**Source material**.
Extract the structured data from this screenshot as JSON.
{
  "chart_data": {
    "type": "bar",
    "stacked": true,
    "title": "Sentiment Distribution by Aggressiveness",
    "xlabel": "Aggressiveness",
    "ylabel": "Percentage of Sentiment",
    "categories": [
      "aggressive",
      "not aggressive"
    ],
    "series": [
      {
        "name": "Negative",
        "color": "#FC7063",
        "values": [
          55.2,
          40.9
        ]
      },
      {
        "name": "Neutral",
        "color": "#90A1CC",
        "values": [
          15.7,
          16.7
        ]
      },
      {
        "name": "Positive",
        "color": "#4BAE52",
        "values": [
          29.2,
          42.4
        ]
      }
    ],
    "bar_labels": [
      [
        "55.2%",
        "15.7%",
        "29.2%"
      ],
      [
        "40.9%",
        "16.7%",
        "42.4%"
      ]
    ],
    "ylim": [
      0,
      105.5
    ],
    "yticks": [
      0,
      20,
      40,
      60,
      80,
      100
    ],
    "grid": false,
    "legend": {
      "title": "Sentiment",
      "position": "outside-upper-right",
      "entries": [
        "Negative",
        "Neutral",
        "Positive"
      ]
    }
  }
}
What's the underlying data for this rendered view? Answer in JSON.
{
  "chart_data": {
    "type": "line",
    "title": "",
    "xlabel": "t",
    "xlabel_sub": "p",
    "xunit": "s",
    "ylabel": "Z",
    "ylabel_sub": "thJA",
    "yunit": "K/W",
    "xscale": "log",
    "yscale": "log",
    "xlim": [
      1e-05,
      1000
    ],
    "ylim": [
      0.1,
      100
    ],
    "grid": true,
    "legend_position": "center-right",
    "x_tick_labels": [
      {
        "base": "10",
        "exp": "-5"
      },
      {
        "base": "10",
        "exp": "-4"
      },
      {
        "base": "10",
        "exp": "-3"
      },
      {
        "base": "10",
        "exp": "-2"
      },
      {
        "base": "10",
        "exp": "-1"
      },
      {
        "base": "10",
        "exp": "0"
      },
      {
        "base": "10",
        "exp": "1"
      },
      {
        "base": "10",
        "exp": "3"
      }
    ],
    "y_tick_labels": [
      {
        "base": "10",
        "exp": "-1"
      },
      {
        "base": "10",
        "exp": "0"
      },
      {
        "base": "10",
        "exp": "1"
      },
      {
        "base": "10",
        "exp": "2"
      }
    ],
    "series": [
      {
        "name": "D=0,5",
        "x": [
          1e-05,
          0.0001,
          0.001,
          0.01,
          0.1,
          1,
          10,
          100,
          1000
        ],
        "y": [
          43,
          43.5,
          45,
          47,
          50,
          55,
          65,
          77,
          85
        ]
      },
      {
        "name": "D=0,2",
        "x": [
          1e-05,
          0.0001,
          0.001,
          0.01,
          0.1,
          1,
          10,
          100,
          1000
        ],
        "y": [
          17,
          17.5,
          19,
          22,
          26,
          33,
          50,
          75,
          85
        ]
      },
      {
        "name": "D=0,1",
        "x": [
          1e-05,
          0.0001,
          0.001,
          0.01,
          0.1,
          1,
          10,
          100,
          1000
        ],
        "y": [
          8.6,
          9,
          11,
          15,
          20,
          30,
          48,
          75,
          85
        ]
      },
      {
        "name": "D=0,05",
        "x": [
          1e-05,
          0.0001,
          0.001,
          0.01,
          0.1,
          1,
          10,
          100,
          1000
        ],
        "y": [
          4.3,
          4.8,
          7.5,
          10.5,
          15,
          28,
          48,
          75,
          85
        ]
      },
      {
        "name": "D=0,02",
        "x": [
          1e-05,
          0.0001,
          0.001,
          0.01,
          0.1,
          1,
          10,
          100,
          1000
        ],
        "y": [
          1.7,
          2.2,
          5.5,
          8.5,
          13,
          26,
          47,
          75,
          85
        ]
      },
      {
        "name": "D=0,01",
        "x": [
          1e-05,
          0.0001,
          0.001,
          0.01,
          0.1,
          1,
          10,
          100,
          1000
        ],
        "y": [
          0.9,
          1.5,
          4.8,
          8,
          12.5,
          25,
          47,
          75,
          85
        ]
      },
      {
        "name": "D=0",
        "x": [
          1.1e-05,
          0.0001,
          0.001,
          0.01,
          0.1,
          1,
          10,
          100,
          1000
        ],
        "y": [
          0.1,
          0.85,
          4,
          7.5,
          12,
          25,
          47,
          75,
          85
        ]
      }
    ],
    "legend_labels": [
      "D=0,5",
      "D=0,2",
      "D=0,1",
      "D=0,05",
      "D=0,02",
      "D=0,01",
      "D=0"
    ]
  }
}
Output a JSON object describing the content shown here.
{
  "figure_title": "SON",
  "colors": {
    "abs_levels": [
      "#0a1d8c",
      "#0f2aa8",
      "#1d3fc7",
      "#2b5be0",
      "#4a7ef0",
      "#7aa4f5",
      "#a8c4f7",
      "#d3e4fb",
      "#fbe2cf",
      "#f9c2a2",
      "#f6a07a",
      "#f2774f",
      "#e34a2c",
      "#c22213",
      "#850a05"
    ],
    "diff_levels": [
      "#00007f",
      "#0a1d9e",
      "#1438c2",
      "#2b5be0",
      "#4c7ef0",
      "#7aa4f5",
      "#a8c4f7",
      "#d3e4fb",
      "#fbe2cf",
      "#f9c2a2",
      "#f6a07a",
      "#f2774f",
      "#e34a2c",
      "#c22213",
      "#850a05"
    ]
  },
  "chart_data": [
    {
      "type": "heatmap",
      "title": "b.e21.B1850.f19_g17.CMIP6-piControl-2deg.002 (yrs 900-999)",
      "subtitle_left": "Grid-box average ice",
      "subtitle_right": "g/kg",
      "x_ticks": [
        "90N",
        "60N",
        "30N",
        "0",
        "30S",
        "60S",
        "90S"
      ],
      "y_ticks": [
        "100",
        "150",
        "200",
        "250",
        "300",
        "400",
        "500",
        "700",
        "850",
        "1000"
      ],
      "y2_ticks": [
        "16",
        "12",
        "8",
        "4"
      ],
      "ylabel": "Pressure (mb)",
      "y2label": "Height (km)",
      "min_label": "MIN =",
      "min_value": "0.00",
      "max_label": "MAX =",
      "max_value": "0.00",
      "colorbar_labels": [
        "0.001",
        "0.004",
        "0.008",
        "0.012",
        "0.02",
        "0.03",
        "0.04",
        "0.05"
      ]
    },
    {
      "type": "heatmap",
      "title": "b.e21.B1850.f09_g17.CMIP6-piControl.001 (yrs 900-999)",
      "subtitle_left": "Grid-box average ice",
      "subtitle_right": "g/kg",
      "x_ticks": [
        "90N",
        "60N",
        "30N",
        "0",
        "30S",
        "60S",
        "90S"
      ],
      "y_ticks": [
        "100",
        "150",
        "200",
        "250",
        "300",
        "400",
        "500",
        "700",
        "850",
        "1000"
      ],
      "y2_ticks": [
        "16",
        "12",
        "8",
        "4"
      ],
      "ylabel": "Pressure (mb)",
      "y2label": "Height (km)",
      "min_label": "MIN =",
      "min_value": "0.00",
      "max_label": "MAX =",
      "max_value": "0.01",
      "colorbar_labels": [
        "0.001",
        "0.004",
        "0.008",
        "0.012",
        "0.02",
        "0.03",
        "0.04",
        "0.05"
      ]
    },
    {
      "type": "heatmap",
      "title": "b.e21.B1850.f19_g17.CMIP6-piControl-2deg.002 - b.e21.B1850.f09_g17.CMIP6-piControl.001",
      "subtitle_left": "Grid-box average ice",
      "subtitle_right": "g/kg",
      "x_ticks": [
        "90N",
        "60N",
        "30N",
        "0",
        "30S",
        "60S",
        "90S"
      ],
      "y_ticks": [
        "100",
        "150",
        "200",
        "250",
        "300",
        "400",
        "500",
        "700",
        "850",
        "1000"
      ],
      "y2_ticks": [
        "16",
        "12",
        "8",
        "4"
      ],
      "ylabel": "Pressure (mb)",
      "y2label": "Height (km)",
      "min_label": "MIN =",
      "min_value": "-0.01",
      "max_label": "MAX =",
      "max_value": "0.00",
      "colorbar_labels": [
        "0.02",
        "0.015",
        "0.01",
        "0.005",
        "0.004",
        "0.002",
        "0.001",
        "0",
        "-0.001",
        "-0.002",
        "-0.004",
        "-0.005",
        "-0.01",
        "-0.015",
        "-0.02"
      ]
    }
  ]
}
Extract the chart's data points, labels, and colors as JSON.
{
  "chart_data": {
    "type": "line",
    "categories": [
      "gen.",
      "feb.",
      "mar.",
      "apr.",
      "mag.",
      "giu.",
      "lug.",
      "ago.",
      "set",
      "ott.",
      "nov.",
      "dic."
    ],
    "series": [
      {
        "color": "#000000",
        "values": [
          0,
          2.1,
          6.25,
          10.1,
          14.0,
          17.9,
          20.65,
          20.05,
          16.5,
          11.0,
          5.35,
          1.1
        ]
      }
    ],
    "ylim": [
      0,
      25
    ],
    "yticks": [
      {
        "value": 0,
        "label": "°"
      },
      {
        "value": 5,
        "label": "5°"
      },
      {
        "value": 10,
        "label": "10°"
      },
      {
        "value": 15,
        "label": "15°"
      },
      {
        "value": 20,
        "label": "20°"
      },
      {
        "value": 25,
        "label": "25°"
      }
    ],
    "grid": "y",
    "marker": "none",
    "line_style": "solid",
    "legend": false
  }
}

**Problem statement**. Tally the lines holding the string "Aggressiveness" and give only the count.

**Exercise answer**. 2